### CHALLENGE
Repeat every line exactly, keeping the pictures out of the copy.

### Data tied to figure images

* START *

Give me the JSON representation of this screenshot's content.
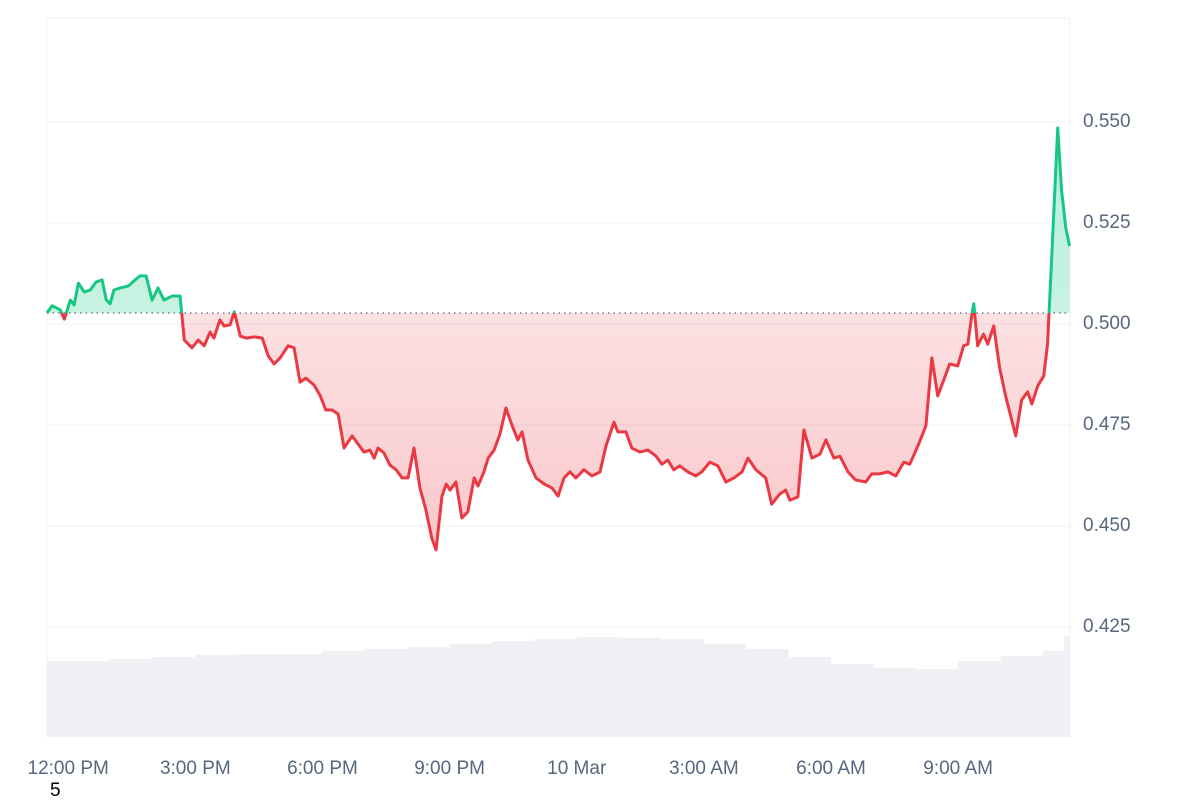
{
  "chart_data": {
    "type": "line",
    "x": [
      -0.5,
      -0.38,
      -0.19,
      -0.09,
      0.05,
      0.14,
      0.24,
      0.38,
      0.52,
      0.66,
      0.8,
      0.9,
      0.99,
      1.08,
      1.23,
      1.42,
      1.6,
      1.7,
      1.84,
      1.98,
      2.12,
      2.26,
      2.45,
      2.64,
      2.74,
      2.92,
      3.07,
      3.21,
      3.35,
      3.44,
      3.58,
      3.68,
      3.82,
      3.92,
      4.06,
      4.2,
      4.39,
      4.58,
      4.72,
      4.86,
      5.0,
      5.19,
      5.33,
      5.47,
      5.61,
      5.8,
      5.94,
      6.08,
      6.23,
      6.37,
      6.51,
      6.7,
      6.84,
      6.98,
      7.12,
      7.22,
      7.31,
      7.45,
      7.59,
      7.74,
      7.88,
      8.02,
      8.16,
      8.3,
      8.44,
      8.58,
      8.68,
      8.82,
      8.92,
      9.01,
      9.15,
      9.29,
      9.43,
      9.58,
      9.67,
      9.81,
      9.91,
      10.05,
      10.19,
      10.33,
      10.47,
      10.61,
      10.71,
      10.85,
      11.04,
      11.23,
      11.42,
      11.56,
      11.7,
      11.84,
      11.98,
      12.17,
      12.36,
      12.55,
      12.69,
      12.88,
      12.97,
      13.16,
      13.3,
      13.49,
      13.68,
      13.87,
      14.01,
      14.15,
      14.29,
      14.43,
      14.62,
      14.81,
      14.95,
      15.14,
      15.33,
      15.52,
      15.71,
      15.9,
      16.04,
      16.23,
      16.46,
      16.6,
      16.79,
      16.93,
      17.03,
      17.22,
      17.36,
      17.55,
      17.74,
      17.88,
      18.07,
      18.21,
      18.4,
      18.58,
      18.82,
      18.96,
      19.15,
      19.34,
      19.53,
      19.72,
      19.86,
      20.05,
      20.24,
      20.38,
      20.52,
      20.66,
      20.8,
      20.99,
      21.13,
      21.23,
      21.32,
      21.37,
      21.46,
      21.6,
      21.7,
      21.84,
      21.98,
      22.12,
      22.36,
      22.5,
      22.64,
      22.74,
      22.88,
      23.02,
      23.11,
      23.21,
      23.35,
      23.44,
      23.54,
      23.63
    ],
    "values": [
      0.5027,
      0.5045,
      0.5035,
      0.5012,
      0.5059,
      0.5047,
      0.5101,
      0.5079,
      0.5084,
      0.5104,
      0.5109,
      0.5059,
      0.505,
      0.5084,
      0.5089,
      0.5094,
      0.5111,
      0.5119,
      0.5119,
      0.5059,
      0.5089,
      0.5059,
      0.5069,
      0.5069,
      0.496,
      0.4941,
      0.496,
      0.4946,
      0.498,
      0.4965,
      0.501,
      0.4995,
      0.4998,
      0.503,
      0.497,
      0.4965,
      0.4968,
      0.4965,
      0.4921,
      0.4901,
      0.4916,
      0.4946,
      0.4941,
      0.4856,
      0.4866,
      0.4849,
      0.4824,
      0.4787,
      0.4787,
      0.4777,
      0.4693,
      0.4723,
      0.4703,
      0.4683,
      0.4688,
      0.4668,
      0.4693,
      0.4681,
      0.4651,
      0.4639,
      0.4619,
      0.4619,
      0.4693,
      0.4594,
      0.454,
      0.447,
      0.4441,
      0.4574,
      0.4604,
      0.4589,
      0.4609,
      0.452,
      0.4535,
      0.4619,
      0.4599,
      0.4634,
      0.4668,
      0.4688,
      0.4728,
      0.4792,
      0.475,
      0.4713,
      0.4733,
      0.4663,
      0.4619,
      0.4604,
      0.4594,
      0.4574,
      0.4619,
      0.4634,
      0.4619,
      0.4639,
      0.4624,
      0.4634,
      0.4698,
      0.4757,
      0.4733,
      0.4733,
      0.4693,
      0.4683,
      0.4688,
      0.4673,
      0.4653,
      0.4663,
      0.4639,
      0.4649,
      0.4634,
      0.4624,
      0.4634,
      0.4658,
      0.4649,
      0.4609,
      0.4619,
      0.4634,
      0.4668,
      0.4639,
      0.4619,
      0.4554,
      0.4579,
      0.4589,
      0.4564,
      0.4572,
      0.4738,
      0.4668,
      0.4678,
      0.4713,
      0.4668,
      0.4673,
      0.4634,
      0.4614,
      0.4609,
      0.4629,
      0.4629,
      0.4634,
      0.4624,
      0.4658,
      0.4653,
      0.4698,
      0.4748,
      0.4916,
      0.4822,
      0.4861,
      0.4901,
      0.4896,
      0.4946,
      0.495,
      0.502,
      0.505,
      0.4946,
      0.4975,
      0.495,
      0.4995,
      0.4891,
      0.4822,
      0.4723,
      0.4812,
      0.4832,
      0.4802,
      0.4847,
      0.4871,
      0.495,
      0.5168,
      0.5485,
      0.5332,
      0.5238,
      0.5193
    ],
    "reference": 0.5027,
    "color_up": "#16c784",
    "color_down": "#ea3943",
    "volume": {
      "color": "#eef0f4",
      "x": [
        -0.5,
        0,
        1,
        2,
        3,
        4,
        5,
        6,
        7,
        8,
        9,
        10,
        11,
        12,
        13,
        14,
        15,
        16,
        17,
        18,
        19,
        20,
        21,
        22,
        23,
        23.5
      ],
      "values": [
        0.4166,
        0.4166,
        0.4171,
        0.4176,
        0.4181,
        0.4183,
        0.4183,
        0.4191,
        0.4196,
        0.42,
        0.4208,
        0.4215,
        0.422,
        0.4225,
        0.4223,
        0.422,
        0.4208,
        0.4196,
        0.4176,
        0.4158,
        0.4149,
        0.4146,
        0.4166,
        0.4178,
        0.4191,
        0.4228
      ]
    },
    "xlim": [
      -0.5,
      23.64
    ],
    "xticks": [
      {
        "value": 0,
        "label": "12:00 PM"
      },
      {
        "value": 3,
        "label": "3:00 PM"
      },
      {
        "value": 6,
        "label": "6:00 PM"
      },
      {
        "value": 9,
        "label": "9:00 PM"
      },
      {
        "value": 12,
        "label": "10 Mar"
      },
      {
        "value": 15,
        "label": "3:00 AM"
      },
      {
        "value": 18,
        "label": "6:00 AM"
      },
      {
        "value": 21,
        "label": "9:00 AM"
      }
    ],
    "ylim": [
      0.3978,
      0.5757
    ],
    "yticks": [
      0.425,
      {
        "value": 0.45,
        "label": "0.450"
      },
      0.475,
      {
        "value": 0.5,
        "label": "0.500"
      },
      0.525,
      {
        "value": 0.55,
        "label": "0.550"
      }
    ],
    "grid": true,
    "footnote": "5"
  }
}
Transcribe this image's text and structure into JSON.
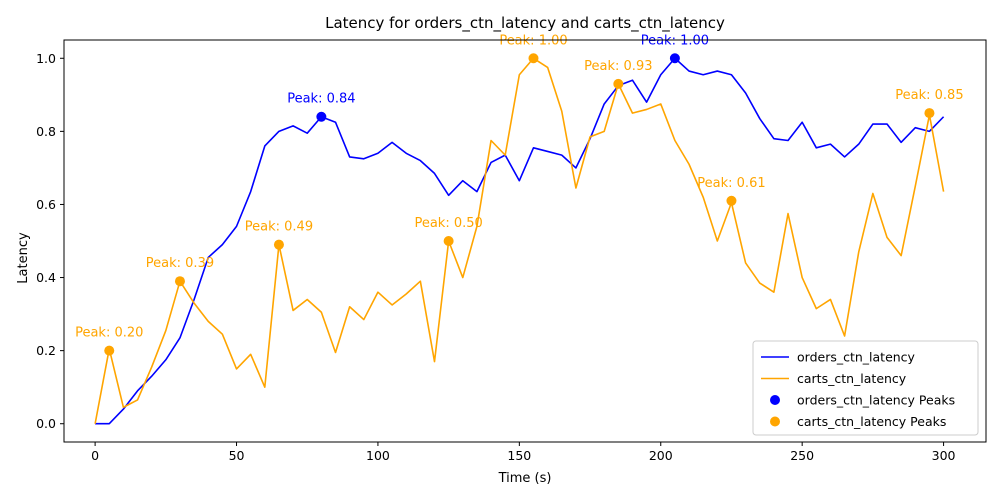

* END *

### THE OUTPUT
Give me the JSON representation of this screenshot's content.
{
  "chart_data": {
    "type": "line",
    "x": [
      -0.5,
      -0.38,
      -0.19,
      -0.09,
      0.05,
      0.14,
      0.24,
      0.38,
      0.52,
      0.66,
      0.8,
      0.9,
      0.99,
      1.08,
      1.23,
      1.42,
      1.6,
      1.7,
      1.84,
      1.98,
      2.12,
      2.26,
      2.45,
      2.64,
      2.74,
      2.92,
      3.07,
      3.21,
      3.35,
      3.44,
      3.58,
      3.68,
      3.82,
      3.92,
      4.06,
      4.2,
      4.39,
      4.58,
      4.72,
      4.86,
      5.0,
      5.19,
      5.33,
      5.47,
      5.61,
      5.8,
      5.94,
      6.08,
      6.23,
      6.37,
      6.51,
      6.7,
      6.84,
      6.98,
      7.12,
      7.22,
      7.31,
      7.45,
      7.59,
      7.74,
      7.88,
      8.02,
      8.16,
      8.3,
      8.44,
      8.58,
      8.68,
      8.82,
      8.92,
      9.01,
      9.15,
      9.29,
      9.43,
      9.58,
      9.67,
      9.81,
      9.91,
      10.05,
      10.19,
      10.33,
      10.47,
      10.61,
      10.71,
      10.85,
      11.04,
      11.23,
      11.42,
      11.56,
      11.7,
      11.84,
      11.98,
      12.17,
      12.36,
      12.55,
      12.69,
      12.88,
      12.97,
      13.16,
      13.3,
      13.49,
      13.68,
      13.87,
      14.01,
      14.15,
      14.29,
      14.43,
      14.62,
      14.81,
      14.95,
      15.14,
      15.33,
      15.52,
      15.71,
      15.9,
      16.04,
      16.23,
      16.46,
      16.6,
      16.79,
      16.93,
      17.03,
      17.22,
      17.36,
      17.55,
      17.74,
      17.88,
      18.07,
      18.21,
      18.4,
      18.58,
      18.82,
      18.96,
      19.15,
      19.34,
      19.53,
      19.72,
      19.86,
      20.05,
      20.24,
      20.38,
      20.52,
      20.66,
      20.8,
      20.99,
      21.13,
      21.23,
      21.32,
      21.37,
      21.46,
      21.6,
      21.7,
      21.84,
      21.98,
      22.12,
      22.36,
      22.5,
      22.64,
      22.74,
      22.88,
      23.02,
      23.11,
      23.21,
      23.35,
      23.44,
      23.54,
      23.63
    ],
    "values": [
      0.5027,
      0.5045,
      0.5035,
      0.5012,
      0.5059,
      0.5047,
      0.5101,
      0.5079,
      0.5084,
      0.5104,
      0.5109,
      0.5059,
      0.505,
      0.5084,
      0.5089,
      0.5094,
      0.5111,
      0.5119,
      0.5119,
      0.5059,
      0.5089,
      0.5059,
      0.5069,
      0.5069,
      0.496,
      0.4941,
      0.496,
      0.4946,
      0.498,
      0.4965,
      0.501,
      0.4995,
      0.4998,
      0.503,
      0.497,
      0.4965,
      0.4968,
      0.4965,
      0.4921,
      0.4901,
      0.4916,
      0.4946,
      0.4941,
      0.4856,
      0.4866,
      0.4849,
      0.4824,
      0.4787,
      0.4787,
      0.4777,
      0.4693,
      0.4723,
      0.4703,
      0.4683,
      0.4688,
      0.4668,
      0.4693,
      0.4681,
      0.4651,
      0.4639,
      0.4619,
      0.4619,
      0.4693,
      0.4594,
      0.454,
      0.447,
      0.4441,
      0.4574,
      0.4604,
      0.4589,
      0.4609,
      0.452,
      0.4535,
      0.4619,
      0.4599,
      0.4634,
      0.4668,
      0.4688,
      0.4728,
      0.4792,
      0.475,
      0.4713,
      0.4733,
      0.4663,
      0.4619,
      0.4604,
      0.4594,
      0.4574,
      0.4619,
      0.4634,
      0.4619,
      0.4639,
      0.4624,
      0.4634,
      0.4698,
      0.4757,
      0.4733,
      0.4733,
      0.4693,
      0.4683,
      0.4688,
      0.4673,
      0.4653,
      0.4663,
      0.4639,
      0.4649,
      0.4634,
      0.4624,
      0.4634,
      0.4658,
      0.4649,
      0.4609,
      0.4619,
      0.4634,
      0.4668,
      0.4639,
      0.4619,
      0.4554,
      0.4579,
      0.4589,
      0.4564,
      0.4572,
      0.4738,
      0.4668,
      0.4678,
      0.4713,
      0.4668,
      0.4673,
      0.4634,
      0.4614,
      0.4609,
      0.4629,
      0.4629,
      0.4634,
      0.4624,
      0.4658,
      0.4653,
      0.4698,
      0.4748,
      0.4916,
      0.4822,
      0.4861,
      0.4901,
      0.4896,
      0.4946,
      0.495,
      0.502,
      0.505,
      0.4946,
      0.4975,
      0.495,
      0.4995,
      0.4891,
      0.4822,
      0.4723,
      0.4812,
      0.4832,
      0.4802,
      0.4847,
      0.4871,
      0.495,
      0.5168,
      0.5485,
      0.5332,
      0.5238,
      0.5193
    ],
    "reference": 0.5027,
    "color_up": "#16c784",
    "color_down": "#ea3943",
    "volume": {
      "color": "#eef0f4",
      "x": [
        -0.5,
        0,
        1,
        2,
        3,
        4,
        5,
        6,
        7,
        8,
        9,
        10,
        11,
        12,
        13,
        14,
        15,
        16,
        17,
        18,
        19,
        20,
        21,
        22,
        23,
        23.5
      ],
      "values": [
        0.4166,
        0.4166,
        0.4171,
        0.4176,
        0.4181,
        0.4183,
        0.4183,
        0.4191,
        0.4196,
        0.42,
        0.4208,
        0.4215,
        0.422,
        0.4225,
        0.4223,
        0.422,
        0.4208,
        0.4196,
        0.4176,
        0.4158,
        0.4149,
        0.4146,
        0.4166,
        0.4178,
        0.4191,
        0.4228
      ]
    },
    "xlim": [
      -0.5,
      23.64
    ],
    "xticks": [
      {
        "value": 0,
        "label": "12:00 PM"
      },
      {
        "value": 3,
        "label": "3:00 PM"
      },
      {
        "value": 6,
        "label": "6:00 PM"
      },
      {
        "value": 9,
        "label": "9:00 PM"
      },
      {
        "value": 12,
        "label": "10 Mar"
      },
      {
        "value": 15,
        "label": "3:00 AM"
      },
      {
        "value": 18,
        "label": "6:00 AM"
      },
      {
        "value": 21,
        "label": "9:00 AM"
      }
    ],
    "ylim": [
      0.3978,
      0.5757
    ],
    "yticks": [
      0.425,
      {
        "value": 0.45,
        "label": "0.450"
      },
      0.475,
      {
        "value": 0.5,
        "label": "0.500"
      },
      0.525,
      {
        "value": 0.55,
        "label": "0.550"
      }
    ],
    "grid": true,
    "footnote": "5"
  }
}
Transcribe this image's text and structure into JSON.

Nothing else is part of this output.